=== Records supplied ===
☆ ☆ ☆

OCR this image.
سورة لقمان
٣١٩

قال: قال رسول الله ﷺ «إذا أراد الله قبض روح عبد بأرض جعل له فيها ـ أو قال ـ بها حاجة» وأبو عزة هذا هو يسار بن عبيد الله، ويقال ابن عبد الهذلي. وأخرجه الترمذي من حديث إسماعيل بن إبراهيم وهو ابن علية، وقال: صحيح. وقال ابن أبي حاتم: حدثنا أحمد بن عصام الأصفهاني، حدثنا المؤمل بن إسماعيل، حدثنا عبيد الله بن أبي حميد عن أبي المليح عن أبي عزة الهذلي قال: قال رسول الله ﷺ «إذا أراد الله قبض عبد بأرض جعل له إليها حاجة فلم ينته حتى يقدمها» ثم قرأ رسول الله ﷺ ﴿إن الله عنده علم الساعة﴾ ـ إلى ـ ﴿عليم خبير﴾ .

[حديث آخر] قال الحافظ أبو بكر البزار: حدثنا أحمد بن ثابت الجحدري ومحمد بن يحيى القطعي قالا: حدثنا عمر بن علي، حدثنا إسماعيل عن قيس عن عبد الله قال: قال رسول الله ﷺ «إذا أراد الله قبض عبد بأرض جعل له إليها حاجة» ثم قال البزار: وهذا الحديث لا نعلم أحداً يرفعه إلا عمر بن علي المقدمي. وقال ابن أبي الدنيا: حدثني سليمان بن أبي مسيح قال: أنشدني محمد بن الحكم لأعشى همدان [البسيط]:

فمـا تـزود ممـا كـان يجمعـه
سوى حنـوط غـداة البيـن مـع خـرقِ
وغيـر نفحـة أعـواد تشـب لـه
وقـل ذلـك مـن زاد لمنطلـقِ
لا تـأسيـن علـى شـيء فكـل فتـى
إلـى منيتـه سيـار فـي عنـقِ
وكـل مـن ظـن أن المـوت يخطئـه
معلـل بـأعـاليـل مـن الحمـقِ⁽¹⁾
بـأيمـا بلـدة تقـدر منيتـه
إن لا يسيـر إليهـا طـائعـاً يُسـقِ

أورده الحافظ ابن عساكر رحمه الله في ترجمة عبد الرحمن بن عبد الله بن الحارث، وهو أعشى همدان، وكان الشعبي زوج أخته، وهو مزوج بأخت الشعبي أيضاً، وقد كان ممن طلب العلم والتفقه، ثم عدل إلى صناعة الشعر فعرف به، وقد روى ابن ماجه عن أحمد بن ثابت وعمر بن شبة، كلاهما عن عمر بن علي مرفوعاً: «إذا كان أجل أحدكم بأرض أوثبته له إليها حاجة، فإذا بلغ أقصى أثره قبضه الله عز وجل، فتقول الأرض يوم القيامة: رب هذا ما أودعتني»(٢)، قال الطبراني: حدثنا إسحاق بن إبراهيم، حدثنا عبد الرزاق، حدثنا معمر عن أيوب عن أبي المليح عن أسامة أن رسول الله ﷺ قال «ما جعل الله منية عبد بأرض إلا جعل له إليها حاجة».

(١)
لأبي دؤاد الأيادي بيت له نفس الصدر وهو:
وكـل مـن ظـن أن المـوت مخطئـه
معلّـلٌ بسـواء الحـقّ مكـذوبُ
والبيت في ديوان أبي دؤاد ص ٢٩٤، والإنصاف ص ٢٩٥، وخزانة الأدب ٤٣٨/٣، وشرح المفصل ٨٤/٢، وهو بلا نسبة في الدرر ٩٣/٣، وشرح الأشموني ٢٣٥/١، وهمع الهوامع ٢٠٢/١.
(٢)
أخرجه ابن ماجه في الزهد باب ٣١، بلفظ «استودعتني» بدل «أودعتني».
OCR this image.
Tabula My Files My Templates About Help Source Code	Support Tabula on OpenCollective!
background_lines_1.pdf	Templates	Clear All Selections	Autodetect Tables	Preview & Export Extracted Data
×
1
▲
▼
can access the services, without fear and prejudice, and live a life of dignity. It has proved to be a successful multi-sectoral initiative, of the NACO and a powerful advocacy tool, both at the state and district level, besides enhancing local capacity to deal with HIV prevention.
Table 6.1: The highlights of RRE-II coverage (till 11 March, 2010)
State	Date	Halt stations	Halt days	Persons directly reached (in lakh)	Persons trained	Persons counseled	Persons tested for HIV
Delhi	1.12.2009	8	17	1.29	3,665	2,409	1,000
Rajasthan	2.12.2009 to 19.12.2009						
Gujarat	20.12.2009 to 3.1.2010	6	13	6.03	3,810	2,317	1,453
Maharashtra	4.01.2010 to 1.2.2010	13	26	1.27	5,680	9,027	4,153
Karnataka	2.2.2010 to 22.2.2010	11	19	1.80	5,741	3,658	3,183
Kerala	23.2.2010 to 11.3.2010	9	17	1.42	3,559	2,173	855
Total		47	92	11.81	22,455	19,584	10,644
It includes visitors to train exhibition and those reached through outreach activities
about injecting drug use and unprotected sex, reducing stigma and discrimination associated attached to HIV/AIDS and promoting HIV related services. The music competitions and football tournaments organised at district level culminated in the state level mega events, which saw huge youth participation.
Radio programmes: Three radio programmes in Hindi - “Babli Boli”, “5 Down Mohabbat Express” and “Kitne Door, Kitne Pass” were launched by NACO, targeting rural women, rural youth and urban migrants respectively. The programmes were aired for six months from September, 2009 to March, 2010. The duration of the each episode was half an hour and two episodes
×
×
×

☆ ☆ ☆

Every line of the material must be returned exactly as it appears.

OCR this image.
سورة لقمان
٣١٩

قال: قال رسول الله ﷺ «إذا أراد الله قبض روح عبد بأرض جعل له فيها ـ أو قال ـ بها حاجة» وأبو عزة هذا هو يسار بن عبيد الله، ويقال ابن عبد الهذلي. وأخرجه الترمذي من حديث إسماعيل بن إبراهيم وهو ابن علية، وقال: صحيح. وقال ابن أبي حاتم: حدثنا أحمد بن عصام الأصفهاني، حدثنا المؤمل بن إسماعيل، حدثنا عبيد الله بن أبي حميد عن أبي المليح عن أبي عزة الهذلي قال: قال رسول الله ﷺ «إذا أراد الله قبض عبد بأرض جعل له إليها حاجة فلم ينته حتى يقدمها» ثم قرأ رسول الله ﷺ ﴿إن الله عنده علم الساعة﴾ ـ إلى ـ ﴿عليم خبير﴾ .

[حديث آخر] قال الحافظ أبو بكر البزار: حدثنا أحمد بن ثابت الجحدري ومحمد بن يحيى القطعي قالا: حدثنا عمر بن علي، حدثنا إسماعيل عن قيس عن عبد الله قال: قال رسول الله ﷺ «إذا أراد الله قبض عبد بأرض جعل له إليها حاجة» ثم قال البزار: وهذا الحديث لا نعلم أحداً يرفعه إلا عمر بن علي المقدمي. وقال ابن أبي الدنيا: حدثني سليمان بن أبي مسيح قال: أنشدني محمد بن الحكم لأعشى همدان [البسيط]:

فمـا تـزود ممـا كـان يجمعـه
سوى حنـوط غـداة البيـن مـع خـرقِ
وغيـر نفحـة أعـواد تشـب لـه
وقـل ذلـك مـن زاد لمنطلـقِ
لا تـأسيـن علـى شـيء فكـل فتـى
إلـى منيتـه سيـار فـي عنـقِ
وكـل مـن ظـن أن المـوت يخطئـه
معلـل بـأعـاليـل مـن الحمـقِ⁽¹⁾
بـأيمـا بلـدة تقـدر منيتـه
إن لا يسيـر إليهـا طـائعـاً يُسـقِ

أورده الحافظ ابن عساكر رحمه الله في ترجمة عبد الرحمن بن عبد الله بن الحارث، وهو أعشى همدان، وكان الشعبي زوج أخته، وهو مزوج بأخت الشعبي أيضاً، وقد كان ممن طلب العلم والتفقه، ثم عدل إلى صناعة الشعر فعرف به، وقد روى ابن ماجه عن أحمد بن ثابت وعمر بن شبة، كلاهما عن عمر بن علي مرفوعاً: «إذا كان أجل أحدكم بأرض أوثبته له إليها حاجة، فإذا بلغ أقصى أثره قبضه الله عز وجل، فتقول الأرض يوم القيامة: رب هذا ما أودعتني»(٢)، قال الطبراني: حدثنا إسحاق بن إبراهيم، حدثنا عبد الرزاق، حدثنا معمر عن أيوب عن أبي المليح عن أسامة أن رسول الله ﷺ قال «ما جعل الله منية عبد بأرض إلا جعل له إليها حاجة».

(١)
لأبي دؤاد الأيادي بيت له نفس الصدر وهو:
وكـل مـن ظـن أن المـوت مخطئـه
معلّـلٌ بسـواء الحـقّ مكـذوبُ
والبيت في ديوان أبي دؤاد ص ٢٩٤، والإنصاف ص ٢٩٥، وخزانة الأدب ٤٣٨/٣، وشرح المفصل ٨٤/٢، وهو بلا نسبة في الدرر ٩٣/٣، وشرح الأشموني ٢٣٥/١، وهمع الهوامع ٢٠٢/١.
(٢)
أخرجه ابن ماجه في الزهد باب ٣١، بلفظ «استودعتني» بدل «أودعتني».
OCR this image.
Tabula My Files My Templates About Help Source Code	Support Tabula on OpenCollective!
background_lines_1.pdf	Templates	Clear All Selections	Autodetect Tables	Preview & Export Extracted Data
×
1
▲
▼
can access the services, without fear and prejudice, and live a life of dignity. It has proved to be a successful multi-sectoral initiative, of the NACO and a powerful advocacy tool, both at the state and district level, besides enhancing local capacity to deal with HIV prevention.
Table 6.1: The highlights of RRE-II coverage (till 11 March, 2010)
State	Date	Halt stations	Halt days	Persons directly reached (in lakh)	Persons trained	Persons counseled	Persons tested for HIV
Delhi	1.12.2009	8	17	1.29	3,665	2,409	1,000
Rajasthan	2.12.2009 to 19.12.2009						
Gujarat	20.12.2009 to 3.1.2010	6	13	6.03	3,810	2,317	1,453
Maharashtra	4.01.2010 to 1.2.2010	13	26	1.27	5,680	9,027	4,153
Karnataka	2.2.2010 to 22.2.2010	11	19	1.80	5,741	3,658	3,183
Kerala	23.2.2010 to 11.3.2010	9	17	1.42	3,559	2,173	855
Total		47	92	11.81	22,455	19,584	10,644
It includes visitors to train exhibition and those reached through outreach activities
about injecting drug use and unprotected sex, reducing stigma and discrimination associated attached to HIV/AIDS and promoting HIV related services. The music competitions and football tournaments organised at district level culminated in the state level mega events, which saw huge youth participation.
Radio programmes: Three radio programmes in Hindi - “Babli Boli”, “5 Down Mohabbat Express” and “Kitne Door, Kitne Pass” were launched by NACO, targeting rural women, rural youth and urban migrants respectively. The programmes were aired for six months from September, 2009 to March, 2010. The duration of the each episode was half an hour and two episodes
×
×
×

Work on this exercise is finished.